Exactly as written, please set down all of the entries again, with no pictures.

═══ SOURCE MATERIAL

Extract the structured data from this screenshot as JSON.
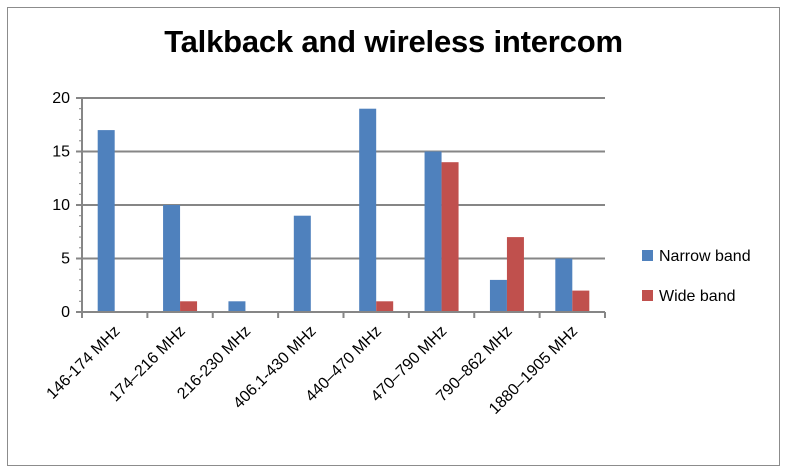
{
  "chart_data": {
    "type": "bar",
    "title": "Talkback and wireless intercom",
    "xlabel": "",
    "ylabel": "",
    "categories": [
      "146-174 MHz",
      "174–216 MHz",
      "216-230 MHz",
      "406.1-430 MHz",
      "440–470 MHz",
      "470–790 MHz",
      "790–862 MHz",
      "1880–1905 MHz"
    ],
    "series": [
      {
        "name": "Narrow band",
        "color": "#4f81bd",
        "values": [
          17,
          10,
          1,
          9,
          19,
          15,
          3,
          5
        ]
      },
      {
        "name": "Wide band",
        "color": "#c0504d",
        "values": [
          0,
          1,
          0,
          0,
          1,
          14,
          7,
          2
        ]
      }
    ],
    "ylim": [
      0,
      20
    ],
    "yticks": [
      "0",
      "5",
      "10",
      "15",
      "20"
    ],
    "grid": true,
    "legend_position": "right"
  }
}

══════

## EXERCISE RESULT
Extract the structured data from this screenshot as JSON.
{
  "chart_data": {
    "type": "bar",
    "title": "Talkback and wireless intercom",
    "xlabel": "",
    "ylabel": "",
    "categories": [
      "146-174 MHz",
      "174–216 MHz",
      "216-230 MHz",
      "406.1-430 MHz",
      "440–470 MHz",
      "470–790 MHz",
      "790–862 MHz",
      "1880–1905 MHz"
    ],
    "series": [
      {
        "name": "Narrow band",
        "color": "#4f81bd",
        "values": [
          17,
          10,
          1,
          9,
          19,
          15,
          3,
          5
        ]
      },
      {
        "name": "Wide band",
        "color": "#c0504d",
        "values": [
          0,
          1,
          0,
          0,
          1,
          14,
          7,
          2
        ]
      }
    ],
    "ylim": [
      0,
      20
    ],
    "yticks": [
      "0",
      "5",
      "10",
      "15",
      "20"
    ],
    "grid": true,
    "legend_position": "right"
  }
}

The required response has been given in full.